● **Aim**
Quote every line below exactly and skip any picture.

● **Supplied material**
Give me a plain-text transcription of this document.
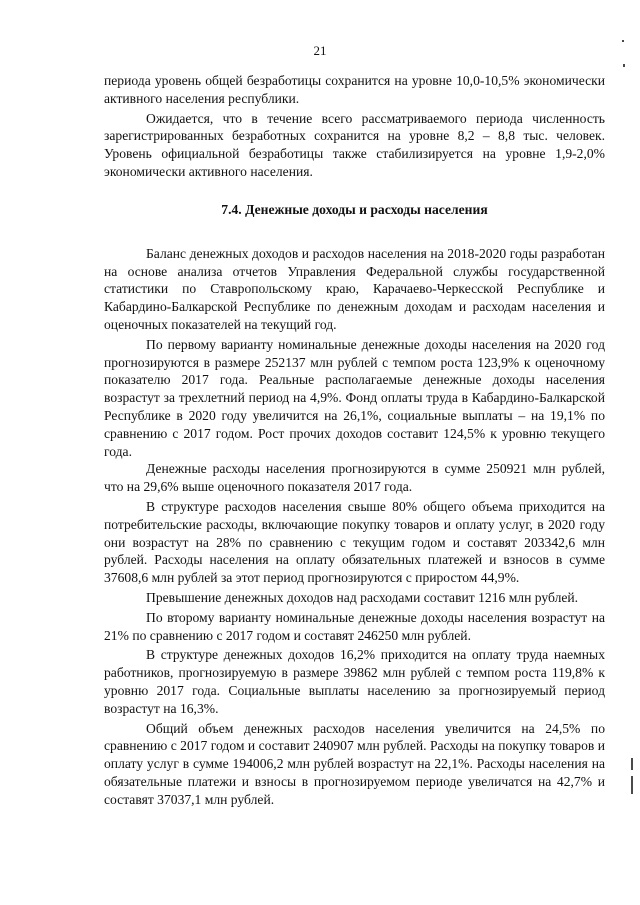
21

периода уровень общей безработицы сохранится на уровне 10,0-10,5% экономически активного населения республики.

Ожидается, что в течение всего рассматриваемого периода численность зарегистрированных безработных сохранится на уровне 8,2 – 8,8 тыс. человек. Уровень официальной безработицы также стабилизируется на уровне 1,9-2,0% экономически активного населения.

7.4. Денежные доходы и расходы населения

Баланс денежных доходов и расходов населения на 2018-2020 годы разработан на основе анализа отчетов Управления Федеральной службы государственной статистики по Ставропольскому краю, Карачаево-Черкесской Республике и Кабардино-Балкарской Республике по денежным доходам и расходам населения и оценочных показателей на текущий год.

По первому варианту номинальные денежные доходы населения на 2020 год прогнозируются в размере 252137 млн рублей с темпом роста 123,9% к оценочному показателю 2017 года. Реальные располагаемые денежные доходы населения возрастут за трехлетний период на 4,9%. Фонд оплаты труда в Кабардино-Балкарской Республике в 2020 году увеличится на 26,1%, социальные выплаты – на 19,1% по сравнению с 2017 годом. Рост прочих доходов составит 124,5% к уровню текущего года.

Денежные расходы населения прогнозируются в сумме 250921 млн рублей, что на 29,6% выше оценочного показателя 2017 года.

В структуре расходов населения свыше 80% общего объема приходится на потребительские расходы, включающие покупку товаров и оплату услуг, в 2020 году они возрастут на 28% по сравнению с текущим годом и составят 203342,6 млн рублей. Расходы населения на оплату обязательных платежей и взносов в сумме 37608,6 млн рублей за этот период прогнозируются с приростом 44,9%.

Превышение денежных доходов над расходами составит 1216 млн рублей.

По второму варианту номинальные денежные доходы населения возрастут на 21% по сравнению с 2017 годом и составят 246250 млн рублей.

В структуре денежных доходов 16,2% приходится на оплату труда наемных работников, прогнозируемую в размере 39862 млн рублей с темпом роста 119,8% к уровню 2017 года. Социальные выплаты населению за прогнозируемый период возрастут на 16,3%.

Общий объем денежных расходов населения увеличится на 24,5% по сравнению с 2017 годом и составит 240907 млн рублей. Расходы на покупку товаров и оплату услуг в сумме 194006,2 млн рублей возрастут на 22,1%. Расходы населения на обязательные платежи и взносы в прогнозируемом периоде увеличатся на 42,7% и составят 37037,1 млн рублей.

● **Result below**
Give me a plain-text transcription of this document.
21

периода уровень общей безработицы сохранится на уровне 10,0-10,5% экономически активного населения республики.

Ожидается, что в течение всего рассматриваемого периода численность зарегистрированных безработных сохранится на уровне 8,2 – 8,8 тыс. человек. Уровень официальной безработицы также стабилизируется на уровне 1,9-2,0% экономически активного населения.

7.4. Денежные доходы и расходы населения

Баланс денежных доходов и расходов населения на 2018-2020 годы разработан на основе анализа отчетов Управления Федеральной службы государственной статистики по Ставропольскому краю, Карачаево-Черкесской Республике и Кабардино-Балкарской Республике по денежным доходам и расходам населения и оценочных показателей на текущий год.

По первому варианту номинальные денежные доходы населения на 2020 год прогнозируются в размере 252137 млн рублей с темпом роста 123,9% к оценочному показателю 2017 года. Реальные располагаемые денежные доходы населения возрастут за трехлетний период на 4,9%. Фонд оплаты труда в Кабардино-Балкарской Республике в 2020 году увеличится на 26,1%, социальные выплаты – на 19,1% по сравнению с 2017 годом. Рост прочих доходов составит 124,5% к уровню текущего года.

Денежные расходы населения прогнозируются в сумме 250921 млн рублей, что на 29,6% выше оценочного показателя 2017 года.

В структуре расходов населения свыше 80% общего объема приходится на потребительские расходы, включающие покупку товаров и оплату услуг, в 2020 году они возрастут на 28% по сравнению с текущим годом и составят 203342,6 млн рублей. Расходы населения на оплату обязательных платежей и взносов в сумме 37608,6 млн рублей за этот период прогнозируются с приростом 44,9%.

Превышение денежных доходов над расходами составит 1216 млн рублей.

По второму варианту номинальные денежные доходы населения возрастут на 21% по сравнению с 2017 годом и составят 246250 млн рублей.

В структуре денежных доходов 16,2% приходится на оплату труда наемных работников, прогнозируемую в размере 39862 млн рублей с темпом роста 119,8% к уровню 2017 года. Социальные выплаты населению за прогнозируемый период возрастут на 16,3%.

Общий объем денежных расходов населения увеличится на 24,5% по сравнению с 2017 годом и составит 240907 млн рублей. Расходы на покупку товаров и оплату услуг в сумме 194006,2 млн рублей возрастут на 22,1%. Расходы населения на обязательные платежи и взносы в прогнозируемом периоде увеличатся на 42,7% и составят 37037,1 млн рублей.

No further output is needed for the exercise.